EXERCISE OBJECTIVE
Every entry must be duplicated precisely as written.

RECORD SET

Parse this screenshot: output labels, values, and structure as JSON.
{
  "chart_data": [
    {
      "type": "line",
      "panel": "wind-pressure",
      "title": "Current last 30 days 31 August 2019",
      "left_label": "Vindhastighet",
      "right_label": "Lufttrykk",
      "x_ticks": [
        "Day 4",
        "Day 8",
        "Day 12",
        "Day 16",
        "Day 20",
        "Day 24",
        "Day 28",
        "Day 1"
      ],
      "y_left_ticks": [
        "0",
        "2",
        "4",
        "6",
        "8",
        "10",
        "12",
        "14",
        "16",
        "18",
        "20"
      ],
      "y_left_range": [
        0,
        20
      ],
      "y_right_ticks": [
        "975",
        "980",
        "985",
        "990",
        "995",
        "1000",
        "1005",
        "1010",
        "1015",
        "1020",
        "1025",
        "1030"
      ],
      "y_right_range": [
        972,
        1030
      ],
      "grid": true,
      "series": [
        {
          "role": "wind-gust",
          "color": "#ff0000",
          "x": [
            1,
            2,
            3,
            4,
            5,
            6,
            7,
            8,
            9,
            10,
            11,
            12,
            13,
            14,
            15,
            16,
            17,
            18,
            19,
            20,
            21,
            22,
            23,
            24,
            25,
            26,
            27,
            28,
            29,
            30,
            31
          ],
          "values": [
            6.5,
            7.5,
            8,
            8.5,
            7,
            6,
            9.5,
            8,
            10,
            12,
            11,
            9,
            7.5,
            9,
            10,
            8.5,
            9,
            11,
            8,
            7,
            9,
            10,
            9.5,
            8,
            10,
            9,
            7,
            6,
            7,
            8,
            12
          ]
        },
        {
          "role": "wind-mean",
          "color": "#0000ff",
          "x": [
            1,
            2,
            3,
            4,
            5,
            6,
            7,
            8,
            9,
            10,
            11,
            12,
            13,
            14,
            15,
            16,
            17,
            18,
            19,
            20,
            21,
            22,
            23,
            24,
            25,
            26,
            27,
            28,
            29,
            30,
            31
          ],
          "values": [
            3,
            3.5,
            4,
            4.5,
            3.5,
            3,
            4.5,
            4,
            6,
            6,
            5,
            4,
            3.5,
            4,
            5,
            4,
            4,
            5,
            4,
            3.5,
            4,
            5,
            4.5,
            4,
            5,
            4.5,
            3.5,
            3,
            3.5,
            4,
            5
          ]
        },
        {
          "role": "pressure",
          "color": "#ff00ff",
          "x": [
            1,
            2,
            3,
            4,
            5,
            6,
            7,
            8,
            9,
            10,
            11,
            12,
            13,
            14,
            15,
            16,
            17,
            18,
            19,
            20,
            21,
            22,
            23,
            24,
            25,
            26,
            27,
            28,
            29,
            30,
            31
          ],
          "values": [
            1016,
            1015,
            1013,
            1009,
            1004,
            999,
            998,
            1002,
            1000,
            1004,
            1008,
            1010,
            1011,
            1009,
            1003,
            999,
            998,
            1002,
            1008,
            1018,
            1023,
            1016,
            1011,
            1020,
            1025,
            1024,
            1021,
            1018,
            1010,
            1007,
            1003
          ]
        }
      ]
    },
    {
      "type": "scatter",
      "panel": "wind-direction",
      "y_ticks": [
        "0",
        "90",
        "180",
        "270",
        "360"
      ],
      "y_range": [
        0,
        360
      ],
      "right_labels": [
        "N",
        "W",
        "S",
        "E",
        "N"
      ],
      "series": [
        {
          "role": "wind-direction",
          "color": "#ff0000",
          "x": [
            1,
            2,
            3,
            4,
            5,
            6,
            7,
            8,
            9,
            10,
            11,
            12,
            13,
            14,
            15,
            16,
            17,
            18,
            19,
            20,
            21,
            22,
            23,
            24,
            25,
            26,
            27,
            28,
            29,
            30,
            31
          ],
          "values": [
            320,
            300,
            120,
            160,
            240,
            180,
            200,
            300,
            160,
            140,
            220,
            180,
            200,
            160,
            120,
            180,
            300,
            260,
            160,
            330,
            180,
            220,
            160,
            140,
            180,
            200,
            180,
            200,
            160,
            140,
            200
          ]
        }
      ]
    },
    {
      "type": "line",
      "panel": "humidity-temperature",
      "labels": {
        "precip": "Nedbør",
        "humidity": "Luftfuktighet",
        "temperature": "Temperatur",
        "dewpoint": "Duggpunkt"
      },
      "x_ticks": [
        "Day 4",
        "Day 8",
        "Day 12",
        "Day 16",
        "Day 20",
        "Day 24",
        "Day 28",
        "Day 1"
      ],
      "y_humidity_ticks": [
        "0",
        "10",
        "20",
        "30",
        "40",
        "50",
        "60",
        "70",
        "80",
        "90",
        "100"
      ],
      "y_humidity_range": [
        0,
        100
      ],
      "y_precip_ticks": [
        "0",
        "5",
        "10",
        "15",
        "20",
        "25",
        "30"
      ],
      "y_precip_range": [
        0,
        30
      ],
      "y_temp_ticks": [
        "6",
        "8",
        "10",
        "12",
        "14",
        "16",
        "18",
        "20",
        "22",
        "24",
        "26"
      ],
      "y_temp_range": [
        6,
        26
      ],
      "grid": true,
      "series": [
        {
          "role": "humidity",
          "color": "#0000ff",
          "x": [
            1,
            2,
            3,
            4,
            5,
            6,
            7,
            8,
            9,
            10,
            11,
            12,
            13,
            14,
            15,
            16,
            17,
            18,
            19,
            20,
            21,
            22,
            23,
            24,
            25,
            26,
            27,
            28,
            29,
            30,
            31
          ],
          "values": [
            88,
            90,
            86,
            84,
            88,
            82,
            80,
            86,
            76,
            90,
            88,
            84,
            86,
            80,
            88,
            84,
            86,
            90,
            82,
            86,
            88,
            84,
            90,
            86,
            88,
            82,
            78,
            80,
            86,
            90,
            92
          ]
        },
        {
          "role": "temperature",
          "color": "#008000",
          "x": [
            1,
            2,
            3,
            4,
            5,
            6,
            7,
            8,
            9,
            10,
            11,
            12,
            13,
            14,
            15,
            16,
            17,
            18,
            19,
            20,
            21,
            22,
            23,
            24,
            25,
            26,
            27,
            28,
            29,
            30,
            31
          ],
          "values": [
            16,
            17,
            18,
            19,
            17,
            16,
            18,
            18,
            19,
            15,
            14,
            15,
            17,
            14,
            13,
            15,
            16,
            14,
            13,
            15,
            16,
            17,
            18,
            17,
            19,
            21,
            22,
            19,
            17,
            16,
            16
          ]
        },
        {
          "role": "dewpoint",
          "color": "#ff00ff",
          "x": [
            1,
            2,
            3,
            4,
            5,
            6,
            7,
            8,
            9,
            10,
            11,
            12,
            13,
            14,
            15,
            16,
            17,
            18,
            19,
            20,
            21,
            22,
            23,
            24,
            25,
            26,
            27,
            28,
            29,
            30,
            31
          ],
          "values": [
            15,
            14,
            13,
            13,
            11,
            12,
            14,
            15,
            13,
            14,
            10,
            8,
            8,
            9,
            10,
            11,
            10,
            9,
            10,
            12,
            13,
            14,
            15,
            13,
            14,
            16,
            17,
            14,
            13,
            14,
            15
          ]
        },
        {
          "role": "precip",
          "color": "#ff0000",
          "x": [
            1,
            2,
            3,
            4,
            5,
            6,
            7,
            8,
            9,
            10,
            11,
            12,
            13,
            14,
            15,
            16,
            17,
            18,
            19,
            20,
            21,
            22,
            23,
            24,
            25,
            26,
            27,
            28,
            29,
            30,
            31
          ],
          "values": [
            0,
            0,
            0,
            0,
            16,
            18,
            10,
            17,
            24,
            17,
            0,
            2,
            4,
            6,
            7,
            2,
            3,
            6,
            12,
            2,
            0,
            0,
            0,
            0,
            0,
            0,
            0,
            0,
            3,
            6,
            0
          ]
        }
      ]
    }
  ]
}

RESULT FOR THIS EXERCISE
Parse this screenshot: output labels, values, and structure as JSON.
{
  "chart_data": [
    {
      "type": "line",
      "panel": "wind-pressure",
      "title": "Current last 30 days 31 August 2019",
      "left_label": "Vindhastighet",
      "right_label": "Lufttrykk",
      "x_ticks": [
        "Day 4",
        "Day 8",
        "Day 12",
        "Day 16",
        "Day 20",
        "Day 24",
        "Day 28",
        "Day 1"
      ],
      "y_left_ticks": [
        "0",
        "2",
        "4",
        "6",
        "8",
        "10",
        "12",
        "14",
        "16",
        "18",
        "20"
      ],
      "y_left_range": [
        0,
        20
      ],
      "y_right_ticks": [
        "975",
        "980",
        "985",
        "990",
        "995",
        "1000",
        "1005",
        "1010",
        "1015",
        "1020",
        "1025",
        "1030"
      ],
      "y_right_range": [
        972,
        1030
      ],
      "grid": true,
      "series": [
        {
          "role": "wind-gust",
          "color": "#ff0000",
          "x": [
            1,
            2,
            3,
            4,
            5,
            6,
            7,
            8,
            9,
            10,
            11,
            12,
            13,
            14,
            15,
            16,
            17,
            18,
            19,
            20,
            21,
            22,
            23,
            24,
            25,
            26,
            27,
            28,
            29,
            30,
            31
          ],
          "values": [
            6.5,
            7.5,
            8,
            8.5,
            7,
            6,
            9.5,
            8,
            10,
            12,
            11,
            9,
            7.5,
            9,
            10,
            8.5,
            9,
            11,
            8,
            7,
            9,
            10,
            9.5,
            8,
            10,
            9,
            7,
            6,
            7,
            8,
            12
          ]
        },
        {
          "role": "wind-mean",
          "color": "#0000ff",
          "x": [
            1,
            2,
            3,
            4,
            5,
            6,
            7,
            8,
            9,
            10,
            11,
            12,
            13,
            14,
            15,
            16,
            17,
            18,
            19,
            20,
            21,
            22,
            23,
            24,
            25,
            26,
            27,
            28,
            29,
            30,
            31
          ],
          "values": [
            3,
            3.5,
            4,
            4.5,
            3.5,
            3,
            4.5,
            4,
            6,
            6,
            5,
            4,
            3.5,
            4,
            5,
            4,
            4,
            5,
            4,
            3.5,
            4,
            5,
            4.5,
            4,
            5,
            4.5,
            3.5,
            3,
            3.5,
            4,
            5
          ]
        },
        {
          "role": "pressure",
          "color": "#ff00ff",
          "x": [
            1,
            2,
            3,
            4,
            5,
            6,
            7,
            8,
            9,
            10,
            11,
            12,
            13,
            14,
            15,
            16,
            17,
            18,
            19,
            20,
            21,
            22,
            23,
            24,
            25,
            26,
            27,
            28,
            29,
            30,
            31
          ],
          "values": [
            1016,
            1015,
            1013,
            1009,
            1004,
            999,
            998,
            1002,
            1000,
            1004,
            1008,
            1010,
            1011,
            1009,
            1003,
            999,
            998,
            1002,
            1008,
            1018,
            1023,
            1016,
            1011,
            1020,
            1025,
            1024,
            1021,
            1018,
            1010,
            1007,
            1003
          ]
        }
      ]
    },
    {
      "type": "scatter",
      "panel": "wind-direction",
      "y_ticks": [
        "0",
        "90",
        "180",
        "270",
        "360"
      ],
      "y_range": [
        0,
        360
      ],
      "right_labels": [
        "N",
        "W",
        "S",
        "E",
        "N"
      ],
      "series": [
        {
          "role": "wind-direction",
          "color": "#ff0000",
          "x": [
            1,
            2,
            3,
            4,
            5,
            6,
            7,
            8,
            9,
            10,
            11,
            12,
            13,
            14,
            15,
            16,
            17,
            18,
            19,
            20,
            21,
            22,
            23,
            24,
            25,
            26,
            27,
            28,
            29,
            30,
            31
          ],
          "values": [
            320,
            300,
            120,
            160,
            240,
            180,
            200,
            300,
            160,
            140,
            220,
            180,
            200,
            160,
            120,
            180,
            300,
            260,
            160,
            330,
            180,
            220,
            160,
            140,
            180,
            200,
            180,
            200,
            160,
            140,
            200
          ]
        }
      ]
    },
    {
      "type": "line",
      "panel": "humidity-temperature",
      "labels": {
        "precip": "Nedbør",
        "humidity": "Luftfuktighet",
        "temperature": "Temperatur",
        "dewpoint": "Duggpunkt"
      },
      "x_ticks": [
        "Day 4",
        "Day 8",
        "Day 12",
        "Day 16",
        "Day 20",
        "Day 24",
        "Day 28",
        "Day 1"
      ],
      "y_humidity_ticks": [
        "0",
        "10",
        "20",
        "30",
        "40",
        "50",
        "60",
        "70",
        "80",
        "90",
        "100"
      ],
      "y_humidity_range": [
        0,
        100
      ],
      "y_precip_ticks": [
        "0",
        "5",
        "10",
        "15",
        "20",
        "25",
        "30"
      ],
      "y_precip_range": [
        0,
        30
      ],
      "y_temp_ticks": [
        "6",
        "8",
        "10",
        "12",
        "14",
        "16",
        "18",
        "20",
        "22",
        "24",
        "26"
      ],
      "y_temp_range": [
        6,
        26
      ],
      "grid": true,
      "series": [
        {
          "role": "humidity",
          "color": "#0000ff",
          "x": [
            1,
            2,
            3,
            4,
            5,
            6,
            7,
            8,
            9,
            10,
            11,
            12,
            13,
            14,
            15,
            16,
            17,
            18,
            19,
            20,
            21,
            22,
            23,
            24,
            25,
            26,
            27,
            28,
            29,
            30,
            31
          ],
          "values": [
            88,
            90,
            86,
            84,
            88,
            82,
            80,
            86,
            76,
            90,
            88,
            84,
            86,
            80,
            88,
            84,
            86,
            90,
            82,
            86,
            88,
            84,
            90,
            86,
            88,
            82,
            78,
            80,
            86,
            90,
            92
          ]
        },
        {
          "role": "temperature",
          "color": "#008000",
          "x": [
            1,
            2,
            3,
            4,
            5,
            6,
            7,
            8,
            9,
            10,
            11,
            12,
            13,
            14,
            15,
            16,
            17,
            18,
            19,
            20,
            21,
            22,
            23,
            24,
            25,
            26,
            27,
            28,
            29,
            30,
            31
          ],
          "values": [
            16,
            17,
            18,
            19,
            17,
            16,
            18,
            18,
            19,
            15,
            14,
            15,
            17,
            14,
            13,
            15,
            16,
            14,
            13,
            15,
            16,
            17,
            18,
            17,
            19,
            21,
            22,
            19,
            17,
            16,
            16
          ]
        },
        {
          "role": "dewpoint",
          "color": "#ff00ff",
          "x": [
            1,
            2,
            3,
            4,
            5,
            6,
            7,
            8,
            9,
            10,
            11,
            12,
            13,
            14,
            15,
            16,
            17,
            18,
            19,
            20,
            21,
            22,
            23,
            24,
            25,
            26,
            27,
            28,
            29,
            30,
            31
          ],
          "values": [
            15,
            14,
            13,
            13,
            11,
            12,
            14,
            15,
            13,
            14,
            10,
            8,
            8,
            9,
            10,
            11,
            10,
            9,
            10,
            12,
            13,
            14,
            15,
            13,
            14,
            16,
            17,
            14,
            13,
            14,
            15
          ]
        },
        {
          "role": "precip",
          "color": "#ff0000",
          "x": [
            1,
            2,
            3,
            4,
            5,
            6,
            7,
            8,
            9,
            10,
            11,
            12,
            13,
            14,
            15,
            16,
            17,
            18,
            19,
            20,
            21,
            22,
            23,
            24,
            25,
            26,
            27,
            28,
            29,
            30,
            31
          ],
          "values": [
            0,
            0,
            0,
            0,
            16,
            18,
            10,
            17,
            24,
            17,
            0,
            2,
            4,
            6,
            7,
            2,
            3,
            6,
            12,
            2,
            0,
            0,
            0,
            0,
            0,
            0,
            0,
            0,
            3,
            6,
            0
          ]
        }
      ]
    }
  ]
}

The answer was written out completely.